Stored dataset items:
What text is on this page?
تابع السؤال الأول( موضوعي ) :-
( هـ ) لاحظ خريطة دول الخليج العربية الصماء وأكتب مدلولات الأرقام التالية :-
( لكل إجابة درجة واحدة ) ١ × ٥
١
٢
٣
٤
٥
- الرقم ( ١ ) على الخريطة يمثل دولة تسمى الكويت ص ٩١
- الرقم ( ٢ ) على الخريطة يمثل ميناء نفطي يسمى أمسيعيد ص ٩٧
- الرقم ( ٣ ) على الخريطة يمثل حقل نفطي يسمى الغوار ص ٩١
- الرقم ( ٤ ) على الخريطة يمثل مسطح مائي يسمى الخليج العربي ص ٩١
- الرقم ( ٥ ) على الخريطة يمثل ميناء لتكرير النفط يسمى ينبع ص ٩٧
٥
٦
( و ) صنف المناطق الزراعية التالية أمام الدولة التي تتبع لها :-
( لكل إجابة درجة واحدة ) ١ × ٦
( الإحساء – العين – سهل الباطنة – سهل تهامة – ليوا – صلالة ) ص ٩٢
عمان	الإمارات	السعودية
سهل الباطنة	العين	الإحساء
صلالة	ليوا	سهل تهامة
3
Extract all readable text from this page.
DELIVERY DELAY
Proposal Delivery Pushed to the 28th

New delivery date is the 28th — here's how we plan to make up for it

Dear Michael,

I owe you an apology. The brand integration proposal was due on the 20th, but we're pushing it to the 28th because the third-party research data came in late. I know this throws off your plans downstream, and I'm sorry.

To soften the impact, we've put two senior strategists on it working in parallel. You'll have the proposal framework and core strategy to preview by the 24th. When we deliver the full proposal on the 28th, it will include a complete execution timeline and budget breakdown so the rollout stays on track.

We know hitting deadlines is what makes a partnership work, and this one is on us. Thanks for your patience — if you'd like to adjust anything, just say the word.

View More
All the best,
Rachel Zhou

» Exercise goal
Retype all of the material above with every character intact.

» Output
What text is on this page?
تابع السؤال الأول( موضوعي ) :-
( هـ ) لاحظ خريطة دول الخليج العربية الصماء وأكتب مدلولات الأرقام التالية :-
( لكل إجابة درجة واحدة ) ١ × ٥
١
٢
٣
٤
٥
- الرقم ( ١ ) على الخريطة يمثل دولة تسمى الكويت ص ٩١
- الرقم ( ٢ ) على الخريطة يمثل ميناء نفطي يسمى أمسيعيد ص ٩٧
- الرقم ( ٣ ) على الخريطة يمثل حقل نفطي يسمى الغوار ص ٩١
- الرقم ( ٤ ) على الخريطة يمثل مسطح مائي يسمى الخليج العربي ص ٩١
- الرقم ( ٥ ) على الخريطة يمثل ميناء لتكرير النفط يسمى ينبع ص ٩٧
٥
٦
( و ) صنف المناطق الزراعية التالية أمام الدولة التي تتبع لها :-
( لكل إجابة درجة واحدة ) ١ × ٦
( الإحساء – العين – سهل الباطنة – سهل تهامة – ليوا – صلالة ) ص ٩٢
عمان	الإمارات	السعودية
سهل الباطنة	العين	الإحساء
صلالة	ليوا	سهل تهامة
3
Extract all readable text from this page.
DELIVERY DELAY
Proposal Delivery Pushed to the 28th

New delivery date is the 28th — here's how we plan to make up for it

Dear Michael,

I owe you an apology. The brand integration proposal was due on the 20th, but we're pushing it to the 28th because the third-party research data came in late. I know this throws off your plans downstream, and I'm sorry.

To soften the impact, we've put two senior strategists on it working in parallel. You'll have the proposal framework and core strategy to preview by the 24th. When we deliver the full proposal on the 28th, it will include a complete execution timeline and budget breakdown so the rollout stays on track.

We know hitting deadlines is what makes a partnership work, and this one is on us. Thanks for your patience — if you'd like to adjust anything, just say the word.

View More
All the best,
Rachel Zhou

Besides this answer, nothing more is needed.